### Goal
Which lines of the records contain "noobs"? Collect every one of them.

*** Input

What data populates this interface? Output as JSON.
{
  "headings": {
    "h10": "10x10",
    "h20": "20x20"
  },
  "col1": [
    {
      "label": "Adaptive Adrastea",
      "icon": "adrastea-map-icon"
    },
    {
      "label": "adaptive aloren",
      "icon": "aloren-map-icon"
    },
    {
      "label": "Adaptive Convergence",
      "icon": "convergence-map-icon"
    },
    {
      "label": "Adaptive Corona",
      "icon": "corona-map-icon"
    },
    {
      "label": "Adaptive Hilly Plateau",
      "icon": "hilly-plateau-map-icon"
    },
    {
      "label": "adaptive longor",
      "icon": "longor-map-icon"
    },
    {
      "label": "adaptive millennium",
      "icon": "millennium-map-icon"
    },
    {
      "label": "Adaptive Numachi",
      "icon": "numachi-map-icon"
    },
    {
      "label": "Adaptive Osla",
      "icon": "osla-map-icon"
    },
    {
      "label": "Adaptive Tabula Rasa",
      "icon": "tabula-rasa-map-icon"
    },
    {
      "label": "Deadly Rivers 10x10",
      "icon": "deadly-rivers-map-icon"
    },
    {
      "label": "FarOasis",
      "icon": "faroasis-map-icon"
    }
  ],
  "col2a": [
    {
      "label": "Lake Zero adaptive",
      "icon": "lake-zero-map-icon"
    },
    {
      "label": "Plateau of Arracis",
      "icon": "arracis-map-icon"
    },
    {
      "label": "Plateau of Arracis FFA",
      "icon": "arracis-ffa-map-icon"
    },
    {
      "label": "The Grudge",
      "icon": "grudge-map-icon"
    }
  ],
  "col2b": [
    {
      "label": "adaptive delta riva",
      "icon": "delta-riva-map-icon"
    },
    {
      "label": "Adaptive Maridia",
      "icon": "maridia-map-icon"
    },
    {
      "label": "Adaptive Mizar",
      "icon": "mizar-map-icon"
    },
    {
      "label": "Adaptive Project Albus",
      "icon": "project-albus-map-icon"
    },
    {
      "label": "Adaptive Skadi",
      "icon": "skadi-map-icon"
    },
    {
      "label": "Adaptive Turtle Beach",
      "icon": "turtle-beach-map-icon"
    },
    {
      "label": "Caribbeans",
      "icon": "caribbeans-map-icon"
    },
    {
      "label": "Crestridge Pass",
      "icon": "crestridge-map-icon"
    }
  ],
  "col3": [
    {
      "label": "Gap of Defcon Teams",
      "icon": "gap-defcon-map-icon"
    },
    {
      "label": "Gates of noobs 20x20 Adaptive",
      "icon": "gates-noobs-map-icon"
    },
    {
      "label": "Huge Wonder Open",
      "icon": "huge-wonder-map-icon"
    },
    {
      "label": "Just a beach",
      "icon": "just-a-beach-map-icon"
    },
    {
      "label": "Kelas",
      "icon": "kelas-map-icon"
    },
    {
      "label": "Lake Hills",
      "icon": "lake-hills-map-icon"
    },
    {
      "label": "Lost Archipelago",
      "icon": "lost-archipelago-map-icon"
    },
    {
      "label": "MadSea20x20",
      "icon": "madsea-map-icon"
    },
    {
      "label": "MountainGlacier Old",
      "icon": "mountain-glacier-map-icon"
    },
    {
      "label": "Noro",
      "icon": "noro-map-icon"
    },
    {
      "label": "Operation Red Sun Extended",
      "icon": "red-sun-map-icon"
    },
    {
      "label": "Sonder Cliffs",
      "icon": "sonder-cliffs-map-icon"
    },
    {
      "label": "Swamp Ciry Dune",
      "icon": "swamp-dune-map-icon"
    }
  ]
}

******

### Solution to this task
      "label": "Gates of noobs 20x20 Adaptive",
      "icon": "gates-noobs-map-icon"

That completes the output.